Stored items:
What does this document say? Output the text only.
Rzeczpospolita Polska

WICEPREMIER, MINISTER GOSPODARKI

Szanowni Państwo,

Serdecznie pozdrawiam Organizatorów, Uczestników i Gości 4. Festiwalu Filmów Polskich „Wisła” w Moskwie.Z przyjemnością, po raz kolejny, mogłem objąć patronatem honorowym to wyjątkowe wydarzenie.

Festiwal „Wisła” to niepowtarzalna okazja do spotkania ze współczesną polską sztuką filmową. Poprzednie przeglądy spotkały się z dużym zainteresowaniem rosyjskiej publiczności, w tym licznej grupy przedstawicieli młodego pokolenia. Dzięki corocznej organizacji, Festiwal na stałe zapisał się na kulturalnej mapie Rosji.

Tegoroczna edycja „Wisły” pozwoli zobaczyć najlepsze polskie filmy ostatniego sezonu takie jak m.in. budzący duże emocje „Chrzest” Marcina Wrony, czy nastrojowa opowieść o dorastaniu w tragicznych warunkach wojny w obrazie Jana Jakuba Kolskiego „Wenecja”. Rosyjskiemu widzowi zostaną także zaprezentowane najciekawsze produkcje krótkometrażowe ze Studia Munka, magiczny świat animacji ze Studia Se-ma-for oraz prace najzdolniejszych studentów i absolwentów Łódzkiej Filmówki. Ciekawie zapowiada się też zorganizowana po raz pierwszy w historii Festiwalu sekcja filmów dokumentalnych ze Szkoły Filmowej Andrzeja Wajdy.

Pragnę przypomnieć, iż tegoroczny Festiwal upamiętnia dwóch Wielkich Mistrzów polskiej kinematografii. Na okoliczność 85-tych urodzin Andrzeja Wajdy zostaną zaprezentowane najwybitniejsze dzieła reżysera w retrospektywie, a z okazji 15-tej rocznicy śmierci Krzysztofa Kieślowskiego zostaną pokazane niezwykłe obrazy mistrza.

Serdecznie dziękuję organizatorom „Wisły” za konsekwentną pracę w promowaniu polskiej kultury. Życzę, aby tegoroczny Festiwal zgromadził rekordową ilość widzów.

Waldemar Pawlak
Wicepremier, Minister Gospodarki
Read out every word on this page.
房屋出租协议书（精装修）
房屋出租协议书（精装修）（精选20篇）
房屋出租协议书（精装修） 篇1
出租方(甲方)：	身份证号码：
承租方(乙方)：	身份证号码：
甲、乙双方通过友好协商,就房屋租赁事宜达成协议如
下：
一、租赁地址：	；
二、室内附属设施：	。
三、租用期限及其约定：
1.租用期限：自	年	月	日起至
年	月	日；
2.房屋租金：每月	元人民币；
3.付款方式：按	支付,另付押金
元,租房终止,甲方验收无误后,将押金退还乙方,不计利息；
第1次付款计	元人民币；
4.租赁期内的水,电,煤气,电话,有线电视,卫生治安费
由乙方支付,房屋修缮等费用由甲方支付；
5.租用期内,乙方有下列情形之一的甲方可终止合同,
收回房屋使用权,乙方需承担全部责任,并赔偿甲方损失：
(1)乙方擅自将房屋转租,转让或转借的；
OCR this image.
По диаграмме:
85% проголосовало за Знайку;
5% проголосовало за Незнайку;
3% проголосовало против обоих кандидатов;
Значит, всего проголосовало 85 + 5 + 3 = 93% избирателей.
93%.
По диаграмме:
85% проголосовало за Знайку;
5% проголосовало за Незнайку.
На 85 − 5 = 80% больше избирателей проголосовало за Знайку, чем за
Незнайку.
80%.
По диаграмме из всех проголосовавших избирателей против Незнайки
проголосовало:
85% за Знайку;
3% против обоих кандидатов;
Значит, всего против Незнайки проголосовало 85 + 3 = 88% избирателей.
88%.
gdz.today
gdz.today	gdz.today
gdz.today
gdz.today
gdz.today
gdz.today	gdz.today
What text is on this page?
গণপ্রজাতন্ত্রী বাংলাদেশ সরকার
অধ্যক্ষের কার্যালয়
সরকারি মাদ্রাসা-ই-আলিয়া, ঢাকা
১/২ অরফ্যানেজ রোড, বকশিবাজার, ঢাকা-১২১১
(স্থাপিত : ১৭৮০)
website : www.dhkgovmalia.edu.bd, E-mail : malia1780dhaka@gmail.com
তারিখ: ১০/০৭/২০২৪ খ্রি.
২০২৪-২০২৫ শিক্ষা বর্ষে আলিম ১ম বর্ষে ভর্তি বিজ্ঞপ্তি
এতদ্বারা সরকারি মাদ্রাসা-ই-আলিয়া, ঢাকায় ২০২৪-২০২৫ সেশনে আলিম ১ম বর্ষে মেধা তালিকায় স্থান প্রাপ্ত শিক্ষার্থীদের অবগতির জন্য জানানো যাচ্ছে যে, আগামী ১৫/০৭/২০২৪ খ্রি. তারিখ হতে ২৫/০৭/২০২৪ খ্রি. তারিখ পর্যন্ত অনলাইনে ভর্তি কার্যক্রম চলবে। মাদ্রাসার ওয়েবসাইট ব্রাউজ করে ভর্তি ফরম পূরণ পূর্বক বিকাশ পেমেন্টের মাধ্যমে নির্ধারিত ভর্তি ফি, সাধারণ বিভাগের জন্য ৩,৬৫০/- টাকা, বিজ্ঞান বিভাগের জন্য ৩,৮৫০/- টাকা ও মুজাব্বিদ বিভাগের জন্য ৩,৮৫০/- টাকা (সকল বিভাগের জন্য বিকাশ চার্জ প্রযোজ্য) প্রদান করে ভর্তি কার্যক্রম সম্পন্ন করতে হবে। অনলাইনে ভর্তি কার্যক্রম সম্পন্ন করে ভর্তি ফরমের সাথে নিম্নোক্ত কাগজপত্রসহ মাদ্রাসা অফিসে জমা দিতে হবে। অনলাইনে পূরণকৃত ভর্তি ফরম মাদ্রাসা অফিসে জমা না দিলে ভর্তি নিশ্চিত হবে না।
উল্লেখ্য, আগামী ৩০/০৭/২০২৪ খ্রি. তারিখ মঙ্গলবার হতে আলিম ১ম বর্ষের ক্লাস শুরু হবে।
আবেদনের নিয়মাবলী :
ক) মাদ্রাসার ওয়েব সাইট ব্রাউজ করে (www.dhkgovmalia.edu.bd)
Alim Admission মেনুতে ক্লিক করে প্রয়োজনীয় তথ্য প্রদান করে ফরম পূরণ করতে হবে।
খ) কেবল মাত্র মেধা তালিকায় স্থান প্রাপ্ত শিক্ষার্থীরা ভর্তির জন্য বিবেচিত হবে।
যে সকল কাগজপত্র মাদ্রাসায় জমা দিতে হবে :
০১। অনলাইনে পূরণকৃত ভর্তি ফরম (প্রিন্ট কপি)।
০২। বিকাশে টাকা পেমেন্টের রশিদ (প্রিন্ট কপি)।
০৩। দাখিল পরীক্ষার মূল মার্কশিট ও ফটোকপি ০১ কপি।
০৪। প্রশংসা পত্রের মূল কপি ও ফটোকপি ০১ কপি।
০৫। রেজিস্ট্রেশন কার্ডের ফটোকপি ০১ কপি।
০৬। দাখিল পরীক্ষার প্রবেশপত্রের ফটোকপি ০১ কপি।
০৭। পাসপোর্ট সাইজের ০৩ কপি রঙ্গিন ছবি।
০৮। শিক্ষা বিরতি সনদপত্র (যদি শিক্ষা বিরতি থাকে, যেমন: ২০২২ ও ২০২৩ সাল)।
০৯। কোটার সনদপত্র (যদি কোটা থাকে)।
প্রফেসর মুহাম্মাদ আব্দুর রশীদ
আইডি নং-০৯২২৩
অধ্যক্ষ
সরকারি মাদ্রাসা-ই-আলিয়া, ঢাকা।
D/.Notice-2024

Stated goal:
From the first line to the last, please quote the material above exactly.

Right answer:
What does this document say? Output the text only.
Rzeczpospolita Polska

WICEPREMIER, MINISTER GOSPODARKI

Szanowni Państwo,

Serdecznie pozdrawiam Organizatorów, Uczestników i Gości 4. Festiwalu Filmów Polskich „Wisła” w Moskwie.Z przyjemnością, po raz kolejny, mogłem objąć patronatem honorowym to wyjątkowe wydarzenie.

Festiwal „Wisła” to niepowtarzalna okazja do spotkania ze współczesną polską sztuką filmową. Poprzednie przeglądy spotkały się z dużym zainteresowaniem rosyjskiej publiczności, w tym licznej grupy przedstawicieli młodego pokolenia. Dzięki corocznej organizacji, Festiwal na stałe zapisał się na kulturalnej mapie Rosji.

Tegoroczna edycja „Wisły” pozwoli zobaczyć najlepsze polskie filmy ostatniego sezonu takie jak m.in. budzący duże emocje „Chrzest” Marcina Wrony, czy nastrojowa opowieść o dorastaniu w tragicznych warunkach wojny w obrazie Jana Jakuba Kolskiego „Wenecja”. Rosyjskiemu widzowi zostaną także zaprezentowane najciekawsze produkcje krótkometrażowe ze Studia Munka, magiczny świat animacji ze Studia Se-ma-for oraz prace najzdolniejszych studentów i absolwentów Łódzkiej Filmówki. Ciekawie zapowiada się też zorganizowana po raz pierwszy w historii Festiwalu sekcja filmów dokumentalnych ze Szkoły Filmowej Andrzeja Wajdy.

Pragnę przypomnieć, iż tegoroczny Festiwal upamiętnia dwóch Wielkich Mistrzów polskiej kinematografii. Na okoliczność 85-tych urodzin Andrzeja Wajdy zostaną zaprezentowane najwybitniejsze dzieła reżysera w retrospektywie, a z okazji 15-tej rocznicy śmierci Krzysztofa Kieślowskiego zostaną pokazane niezwykłe obrazy mistrza.

Serdecznie dziękuję organizatorom „Wisły” za konsekwentną pracę w promowaniu polskiej kultury. Życzę, aby tegoroczny Festiwal zgromadził rekordową ilość widzów.

Waldemar Pawlak
Wicepremier, Minister Gospodarki
Read out every word on this page.
房屋出租协议书（精装修）
房屋出租协议书（精装修）（精选20篇）
房屋出租协议书（精装修） 篇1
出租方(甲方)：	身份证号码：
承租方(乙方)：	身份证号码：
甲、乙双方通过友好协商,就房屋租赁事宜达成协议如
下：
一、租赁地址：	；
二、室内附属设施：	。
三、租用期限及其约定：
1.租用期限：自	年	月	日起至
年	月	日；
2.房屋租金：每月	元人民币；
3.付款方式：按	支付,另付押金
元,租房终止,甲方验收无误后,将押金退还乙方,不计利息；
第1次付款计	元人民币；
4.租赁期内的水,电,煤气,电话,有线电视,卫生治安费
由乙方支付,房屋修缮等费用由甲方支付；
5.租用期内,乙方有下列情形之一的甲方可终止合同,
收回房屋使用权,乙方需承担全部责任,并赔偿甲方损失：
(1)乙方擅自将房屋转租,转让或转借的；
OCR this image.
По диаграмме:
85% проголосовало за Знайку;
5% проголосовало за Незнайку;
3% проголосовало против обоих кандидатов;
Значит, всего проголосовало 85 + 5 + 3 = 93% избирателей.
93%.
По диаграмме:
85% проголосовало за Знайку;
5% проголосовало за Незнайку.
На 85 − 5 = 80% больше избирателей проголосовало за Знайку, чем за
Незнайку.
80%.
По диаграмме из всех проголосовавших избирателей против Незнайки
проголосовало:
85% за Знайку;
3% против обоих кандидатов;
Значит, всего против Незнайки проголосовало 85 + 3 = 88% избирателей.
88%.
gdz.today
gdz.today	gdz.today
gdz.today
gdz.today
gdz.today
gdz.today	gdz.today
What text is on this page?
গণপ্রজাতন্ত্রী বাংলাদেশ সরকার
অধ্যক্ষের কার্যালয়
সরকারি মাদ্রাসা-ই-আলিয়া, ঢাকা
১/২ অরফ্যানেজ রোড, বকশিবাজার, ঢাকা-১২১১
(স্থাপিত : ১৭৮০)
website : www.dhkgovmalia.edu.bd, E-mail : malia1780dhaka@gmail.com
তারিখ: ১০/০৭/২০২৪ খ্রি.
২০২৪-২০২৫ শিক্ষা বর্ষে আলিম ১ম বর্ষে ভর্তি বিজ্ঞপ্তি
এতদ্বারা সরকারি মাদ্রাসা-ই-আলিয়া, ঢাকায় ২০২৪-২০২৫ সেশনে আলিম ১ম বর্ষে মেধা তালিকায় স্থান প্রাপ্ত শিক্ষার্থীদের অবগতির জন্য জানানো যাচ্ছে যে, আগামী ১৫/০৭/২০২৪ খ্রি. তারিখ হতে ২৫/০৭/২০২৪ খ্রি. তারিখ পর্যন্ত অনলাইনে ভর্তি কার্যক্রম চলবে। মাদ্রাসার ওয়েবসাইট ব্রাউজ করে ভর্তি ফরম পূরণ পূর্বক বিকাশ পেমেন্টের মাধ্যমে নির্ধারিত ভর্তি ফি, সাধারণ বিভাগের জন্য ৩,৬৫০/- টাকা, বিজ্ঞান বিভাগের জন্য ৩,৮৫০/- টাকা ও মুজাব্বিদ বিভাগের জন্য ৩,৮৫০/- টাকা (সকল বিভাগের জন্য বিকাশ চার্জ প্রযোজ্য) প্রদান করে ভর্তি কার্যক্রম সম্পন্ন করতে হবে। অনলাইনে ভর্তি কার্যক্রম সম্পন্ন করে ভর্তি ফরমের সাথে নিম্নোক্ত কাগজপত্রসহ মাদ্রাসা অফিসে জমা দিতে হবে। অনলাইনে পূরণকৃত ভর্তি ফরম মাদ্রাসা অফিসে জমা না দিলে ভর্তি নিশ্চিত হবে না।
উল্লেখ্য, আগামী ৩০/০৭/২০২৪ খ্রি. তারিখ মঙ্গলবার হতে আলিম ১ম বর্ষের ক্লাস শুরু হবে।
আবেদনের নিয়মাবলী :
ক) মাদ্রাসার ওয়েব সাইট ব্রাউজ করে (www.dhkgovmalia.edu.bd)
Alim Admission মেনুতে ক্লিক করে প্রয়োজনীয় তথ্য প্রদান করে ফরম পূরণ করতে হবে।
খ) কেবল মাত্র মেধা তালিকায় স্থান প্রাপ্ত শিক্ষার্থীরা ভর্তির জন্য বিবেচিত হবে।
যে সকল কাগজপত্র মাদ্রাসায় জমা দিতে হবে :
০১। অনলাইনে পূরণকৃত ভর্তি ফরম (প্রিন্ট কপি)।
০২। বিকাশে টাকা পেমেন্টের রশিদ (প্রিন্ট কপি)।
০৩। দাখিল পরীক্ষার মূল মার্কশিট ও ফটোকপি ০১ কপি।
০৪। প্রশংসা পত্রের মূল কপি ও ফটোকপি ০১ কপি।
০৫। রেজিস্ট্রেশন কার্ডের ফটোকপি ০১ কপি।
০৬। দাখিল পরীক্ষার প্রবেশপত্রের ফটোকপি ০১ কপি।
০৭। পাসপোর্ট সাইজের ০৩ কপি রঙ্গিন ছবি।
০৮। শিক্ষা বিরতি সনদপত্র (যদি শিক্ষা বিরতি থাকে, যেমন: ২০২২ ও ২০২৩ সাল)।
০৯। কোটার সনদপত্র (যদি কোটা থাকে)।
প্রফেসর মুহাম্মাদ আব্দুর রশীদ
আইডি নং-০৯২২৩
অধ্যক্ষ
সরকারি মাদ্রাসা-ই-আলিয়া, ঢাকা।
D/.Notice-2024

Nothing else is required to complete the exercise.